**The task:**
Filter the lines below, copying only those with the string "screenshot".
═════ Input material ═════
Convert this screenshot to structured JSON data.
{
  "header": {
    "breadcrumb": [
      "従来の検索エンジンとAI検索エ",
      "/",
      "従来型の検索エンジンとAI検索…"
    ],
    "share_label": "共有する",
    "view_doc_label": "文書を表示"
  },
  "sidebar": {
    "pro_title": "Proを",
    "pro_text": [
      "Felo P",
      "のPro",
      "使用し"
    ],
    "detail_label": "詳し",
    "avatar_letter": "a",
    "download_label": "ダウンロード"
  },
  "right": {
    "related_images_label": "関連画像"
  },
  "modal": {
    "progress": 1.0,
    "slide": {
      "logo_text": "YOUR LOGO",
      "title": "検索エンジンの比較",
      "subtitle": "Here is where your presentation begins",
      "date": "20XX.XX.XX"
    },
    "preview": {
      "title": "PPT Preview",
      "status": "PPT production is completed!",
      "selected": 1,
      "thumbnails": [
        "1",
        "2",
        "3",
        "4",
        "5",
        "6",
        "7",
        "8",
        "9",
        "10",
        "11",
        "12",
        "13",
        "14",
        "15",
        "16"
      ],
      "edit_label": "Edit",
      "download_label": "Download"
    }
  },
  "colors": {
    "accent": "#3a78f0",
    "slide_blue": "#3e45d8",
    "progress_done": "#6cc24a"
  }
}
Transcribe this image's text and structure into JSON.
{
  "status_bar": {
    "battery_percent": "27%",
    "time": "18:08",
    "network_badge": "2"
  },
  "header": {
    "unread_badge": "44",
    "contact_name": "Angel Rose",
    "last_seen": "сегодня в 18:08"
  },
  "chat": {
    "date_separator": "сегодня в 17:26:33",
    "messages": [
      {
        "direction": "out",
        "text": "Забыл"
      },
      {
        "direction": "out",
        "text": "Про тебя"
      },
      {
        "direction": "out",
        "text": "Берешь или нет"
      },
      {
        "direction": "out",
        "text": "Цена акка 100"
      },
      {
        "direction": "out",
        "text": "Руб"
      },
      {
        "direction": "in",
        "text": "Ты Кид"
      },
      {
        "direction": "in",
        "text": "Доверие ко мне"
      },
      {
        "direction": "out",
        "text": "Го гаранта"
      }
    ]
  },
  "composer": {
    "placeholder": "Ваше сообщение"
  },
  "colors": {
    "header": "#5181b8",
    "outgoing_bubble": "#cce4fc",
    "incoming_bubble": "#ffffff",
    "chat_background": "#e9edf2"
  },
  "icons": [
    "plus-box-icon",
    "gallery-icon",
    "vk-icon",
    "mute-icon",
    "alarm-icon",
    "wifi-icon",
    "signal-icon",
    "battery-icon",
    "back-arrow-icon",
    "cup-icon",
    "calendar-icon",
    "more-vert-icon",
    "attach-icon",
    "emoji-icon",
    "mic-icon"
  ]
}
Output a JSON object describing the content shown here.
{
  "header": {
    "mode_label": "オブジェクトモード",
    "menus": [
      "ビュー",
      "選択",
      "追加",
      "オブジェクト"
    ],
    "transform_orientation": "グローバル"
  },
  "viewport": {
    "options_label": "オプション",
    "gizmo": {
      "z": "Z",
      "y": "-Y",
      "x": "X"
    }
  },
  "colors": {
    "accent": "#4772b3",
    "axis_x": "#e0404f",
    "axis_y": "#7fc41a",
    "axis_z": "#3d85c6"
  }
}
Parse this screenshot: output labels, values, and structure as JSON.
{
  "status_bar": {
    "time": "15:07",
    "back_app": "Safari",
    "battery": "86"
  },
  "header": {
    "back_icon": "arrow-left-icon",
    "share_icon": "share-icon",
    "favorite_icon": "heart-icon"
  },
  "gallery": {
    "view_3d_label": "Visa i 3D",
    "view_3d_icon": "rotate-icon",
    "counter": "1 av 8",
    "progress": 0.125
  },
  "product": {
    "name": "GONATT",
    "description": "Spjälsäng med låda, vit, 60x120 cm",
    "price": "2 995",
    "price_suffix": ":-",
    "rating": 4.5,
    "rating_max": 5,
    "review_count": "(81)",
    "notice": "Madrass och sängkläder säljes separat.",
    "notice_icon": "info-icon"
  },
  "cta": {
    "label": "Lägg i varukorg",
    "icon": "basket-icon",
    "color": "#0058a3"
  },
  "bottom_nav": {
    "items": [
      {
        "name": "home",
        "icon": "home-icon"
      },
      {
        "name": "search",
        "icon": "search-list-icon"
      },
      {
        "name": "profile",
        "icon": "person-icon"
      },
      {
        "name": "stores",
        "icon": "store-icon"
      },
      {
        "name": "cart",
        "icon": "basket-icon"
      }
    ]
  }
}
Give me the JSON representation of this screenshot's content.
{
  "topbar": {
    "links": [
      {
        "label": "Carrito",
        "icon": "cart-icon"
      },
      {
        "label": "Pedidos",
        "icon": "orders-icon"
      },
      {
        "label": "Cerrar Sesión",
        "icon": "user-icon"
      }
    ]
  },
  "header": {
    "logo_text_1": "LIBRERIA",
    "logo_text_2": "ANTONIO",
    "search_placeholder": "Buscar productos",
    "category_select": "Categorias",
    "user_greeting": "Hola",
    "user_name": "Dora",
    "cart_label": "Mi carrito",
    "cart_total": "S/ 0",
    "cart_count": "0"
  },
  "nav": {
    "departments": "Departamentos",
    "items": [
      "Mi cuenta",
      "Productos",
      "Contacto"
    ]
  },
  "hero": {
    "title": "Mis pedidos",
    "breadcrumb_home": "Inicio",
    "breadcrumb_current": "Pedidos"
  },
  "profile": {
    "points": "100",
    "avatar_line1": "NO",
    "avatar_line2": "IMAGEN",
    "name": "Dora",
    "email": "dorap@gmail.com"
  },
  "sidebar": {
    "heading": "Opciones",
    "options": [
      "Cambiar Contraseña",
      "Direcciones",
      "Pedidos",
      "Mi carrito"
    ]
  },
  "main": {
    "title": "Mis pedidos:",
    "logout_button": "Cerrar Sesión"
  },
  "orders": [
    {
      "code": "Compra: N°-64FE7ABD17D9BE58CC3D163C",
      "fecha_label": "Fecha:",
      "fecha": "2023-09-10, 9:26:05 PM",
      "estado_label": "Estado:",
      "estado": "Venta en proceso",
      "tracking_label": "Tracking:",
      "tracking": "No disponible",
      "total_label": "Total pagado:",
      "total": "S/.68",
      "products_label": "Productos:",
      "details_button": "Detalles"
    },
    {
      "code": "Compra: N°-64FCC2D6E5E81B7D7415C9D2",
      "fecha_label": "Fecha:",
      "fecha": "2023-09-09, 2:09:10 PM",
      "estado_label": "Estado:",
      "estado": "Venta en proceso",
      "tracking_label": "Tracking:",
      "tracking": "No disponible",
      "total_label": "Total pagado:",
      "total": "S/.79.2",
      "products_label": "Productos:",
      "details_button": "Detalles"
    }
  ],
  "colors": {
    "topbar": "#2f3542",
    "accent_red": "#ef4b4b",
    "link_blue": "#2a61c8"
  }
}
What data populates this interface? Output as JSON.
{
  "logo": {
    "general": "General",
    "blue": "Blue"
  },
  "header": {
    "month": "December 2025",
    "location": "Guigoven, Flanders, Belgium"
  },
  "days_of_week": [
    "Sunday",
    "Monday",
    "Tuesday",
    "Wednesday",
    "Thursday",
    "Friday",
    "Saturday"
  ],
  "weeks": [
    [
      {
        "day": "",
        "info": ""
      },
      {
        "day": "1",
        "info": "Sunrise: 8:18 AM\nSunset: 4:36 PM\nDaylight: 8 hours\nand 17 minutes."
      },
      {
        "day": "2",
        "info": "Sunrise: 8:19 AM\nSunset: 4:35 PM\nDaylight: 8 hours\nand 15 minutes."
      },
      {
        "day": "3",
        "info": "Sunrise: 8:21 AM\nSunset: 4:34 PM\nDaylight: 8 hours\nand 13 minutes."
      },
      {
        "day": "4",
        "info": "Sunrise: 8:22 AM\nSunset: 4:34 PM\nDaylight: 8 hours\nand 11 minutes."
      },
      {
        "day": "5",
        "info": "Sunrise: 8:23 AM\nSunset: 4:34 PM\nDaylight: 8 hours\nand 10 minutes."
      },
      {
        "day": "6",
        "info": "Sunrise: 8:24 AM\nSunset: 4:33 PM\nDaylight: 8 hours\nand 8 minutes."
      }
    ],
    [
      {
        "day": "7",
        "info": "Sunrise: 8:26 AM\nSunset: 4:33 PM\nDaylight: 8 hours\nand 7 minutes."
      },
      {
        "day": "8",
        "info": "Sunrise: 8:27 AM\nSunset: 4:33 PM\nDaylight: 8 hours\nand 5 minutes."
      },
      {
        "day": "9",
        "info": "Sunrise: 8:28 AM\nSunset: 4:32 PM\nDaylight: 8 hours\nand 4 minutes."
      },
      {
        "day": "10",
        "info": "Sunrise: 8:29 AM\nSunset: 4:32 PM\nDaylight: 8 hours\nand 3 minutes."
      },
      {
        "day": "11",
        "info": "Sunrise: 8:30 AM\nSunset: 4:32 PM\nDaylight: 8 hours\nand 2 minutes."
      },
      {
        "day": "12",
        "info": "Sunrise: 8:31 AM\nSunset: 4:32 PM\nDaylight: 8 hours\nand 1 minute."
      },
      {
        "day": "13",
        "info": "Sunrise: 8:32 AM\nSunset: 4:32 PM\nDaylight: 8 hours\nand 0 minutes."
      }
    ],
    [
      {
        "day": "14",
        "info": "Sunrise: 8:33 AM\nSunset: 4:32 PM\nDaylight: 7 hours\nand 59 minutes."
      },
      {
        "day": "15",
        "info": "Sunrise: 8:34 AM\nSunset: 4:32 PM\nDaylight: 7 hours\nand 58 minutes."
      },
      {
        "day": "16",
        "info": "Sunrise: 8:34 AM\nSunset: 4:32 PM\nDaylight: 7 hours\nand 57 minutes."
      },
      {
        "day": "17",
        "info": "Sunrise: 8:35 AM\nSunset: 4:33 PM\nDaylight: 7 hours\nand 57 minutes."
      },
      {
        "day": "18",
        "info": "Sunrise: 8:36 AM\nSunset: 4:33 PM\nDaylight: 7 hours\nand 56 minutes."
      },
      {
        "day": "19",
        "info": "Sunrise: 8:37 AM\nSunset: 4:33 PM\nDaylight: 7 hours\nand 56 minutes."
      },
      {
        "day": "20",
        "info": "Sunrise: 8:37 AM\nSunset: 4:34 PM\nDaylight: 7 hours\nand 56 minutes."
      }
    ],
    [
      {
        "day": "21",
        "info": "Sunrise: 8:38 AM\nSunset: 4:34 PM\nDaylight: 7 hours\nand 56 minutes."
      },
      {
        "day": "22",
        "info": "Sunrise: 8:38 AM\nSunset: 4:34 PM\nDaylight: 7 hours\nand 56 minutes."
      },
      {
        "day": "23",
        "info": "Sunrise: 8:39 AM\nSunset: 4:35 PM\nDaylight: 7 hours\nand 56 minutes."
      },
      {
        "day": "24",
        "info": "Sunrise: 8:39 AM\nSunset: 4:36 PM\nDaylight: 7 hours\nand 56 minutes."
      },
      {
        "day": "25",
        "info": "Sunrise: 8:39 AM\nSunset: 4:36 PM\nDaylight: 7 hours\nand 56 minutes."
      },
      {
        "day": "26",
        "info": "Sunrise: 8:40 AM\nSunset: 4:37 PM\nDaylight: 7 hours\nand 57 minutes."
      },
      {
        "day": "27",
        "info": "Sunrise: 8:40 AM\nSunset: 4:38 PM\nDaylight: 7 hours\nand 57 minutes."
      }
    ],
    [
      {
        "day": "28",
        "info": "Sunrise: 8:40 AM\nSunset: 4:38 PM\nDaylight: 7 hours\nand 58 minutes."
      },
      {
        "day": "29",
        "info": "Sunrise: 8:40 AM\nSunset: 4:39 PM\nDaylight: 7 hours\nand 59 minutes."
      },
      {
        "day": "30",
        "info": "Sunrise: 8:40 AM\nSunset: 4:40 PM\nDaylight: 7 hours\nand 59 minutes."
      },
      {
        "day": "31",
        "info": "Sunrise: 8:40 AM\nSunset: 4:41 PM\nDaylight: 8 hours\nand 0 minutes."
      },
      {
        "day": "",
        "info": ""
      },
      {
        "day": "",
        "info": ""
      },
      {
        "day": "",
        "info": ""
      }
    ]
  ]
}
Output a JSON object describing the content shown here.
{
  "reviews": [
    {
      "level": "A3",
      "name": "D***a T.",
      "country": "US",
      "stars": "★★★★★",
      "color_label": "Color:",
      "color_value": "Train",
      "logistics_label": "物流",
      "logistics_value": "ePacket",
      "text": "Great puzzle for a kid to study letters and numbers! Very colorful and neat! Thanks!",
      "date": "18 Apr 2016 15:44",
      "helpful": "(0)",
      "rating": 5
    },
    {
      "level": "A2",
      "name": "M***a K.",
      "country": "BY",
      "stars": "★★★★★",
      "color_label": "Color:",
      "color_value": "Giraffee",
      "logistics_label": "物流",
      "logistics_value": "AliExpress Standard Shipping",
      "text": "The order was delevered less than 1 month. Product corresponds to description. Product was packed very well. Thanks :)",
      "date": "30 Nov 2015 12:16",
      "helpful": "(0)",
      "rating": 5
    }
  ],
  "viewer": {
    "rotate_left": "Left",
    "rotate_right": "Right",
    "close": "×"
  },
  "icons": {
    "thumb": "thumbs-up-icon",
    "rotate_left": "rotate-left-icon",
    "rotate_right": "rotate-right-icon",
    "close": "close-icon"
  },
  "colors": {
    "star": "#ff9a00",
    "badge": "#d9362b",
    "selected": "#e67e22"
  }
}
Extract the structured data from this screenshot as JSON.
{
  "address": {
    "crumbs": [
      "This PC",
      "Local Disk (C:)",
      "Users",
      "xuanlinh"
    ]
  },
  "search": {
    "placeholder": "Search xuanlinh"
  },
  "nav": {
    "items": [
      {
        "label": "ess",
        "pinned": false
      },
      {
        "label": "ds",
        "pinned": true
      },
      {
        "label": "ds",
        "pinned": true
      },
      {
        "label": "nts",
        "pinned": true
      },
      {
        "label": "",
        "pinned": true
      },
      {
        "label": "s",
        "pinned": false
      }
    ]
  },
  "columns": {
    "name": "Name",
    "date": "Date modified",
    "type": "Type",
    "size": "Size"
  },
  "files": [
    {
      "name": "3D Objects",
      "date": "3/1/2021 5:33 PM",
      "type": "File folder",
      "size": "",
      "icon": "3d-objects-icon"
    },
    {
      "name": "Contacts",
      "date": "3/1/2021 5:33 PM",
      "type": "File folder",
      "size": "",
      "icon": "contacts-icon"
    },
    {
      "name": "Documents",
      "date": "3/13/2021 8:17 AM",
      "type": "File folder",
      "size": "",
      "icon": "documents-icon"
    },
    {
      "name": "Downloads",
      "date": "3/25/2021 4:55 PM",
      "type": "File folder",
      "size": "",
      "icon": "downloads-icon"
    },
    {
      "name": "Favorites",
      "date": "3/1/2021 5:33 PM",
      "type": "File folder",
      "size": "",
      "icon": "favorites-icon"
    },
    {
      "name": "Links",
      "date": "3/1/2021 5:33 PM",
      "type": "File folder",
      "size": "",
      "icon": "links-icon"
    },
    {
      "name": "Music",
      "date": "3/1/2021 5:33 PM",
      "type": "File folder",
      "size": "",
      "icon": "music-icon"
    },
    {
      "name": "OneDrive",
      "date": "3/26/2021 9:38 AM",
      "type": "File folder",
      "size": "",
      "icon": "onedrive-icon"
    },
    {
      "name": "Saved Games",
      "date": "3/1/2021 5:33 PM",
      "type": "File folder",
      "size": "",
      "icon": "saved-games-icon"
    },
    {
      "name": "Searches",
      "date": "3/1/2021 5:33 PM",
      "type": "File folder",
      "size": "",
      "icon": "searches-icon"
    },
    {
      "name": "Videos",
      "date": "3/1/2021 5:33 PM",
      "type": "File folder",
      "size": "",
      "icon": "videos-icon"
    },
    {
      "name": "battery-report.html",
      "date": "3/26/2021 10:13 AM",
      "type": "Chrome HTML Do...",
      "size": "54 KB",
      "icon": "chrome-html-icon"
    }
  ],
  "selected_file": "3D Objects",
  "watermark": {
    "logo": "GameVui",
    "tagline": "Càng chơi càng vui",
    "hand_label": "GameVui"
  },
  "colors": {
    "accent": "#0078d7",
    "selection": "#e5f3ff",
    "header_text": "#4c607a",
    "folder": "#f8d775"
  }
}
═════
**Reply to the exercise:**
Convert this screenshot to structured JSON data.
Parse this screenshot: output labels, values, and structure as JSON.
Give me the JSON representation of this screenshot's content.
Extract the structured data from this screenshot as JSON.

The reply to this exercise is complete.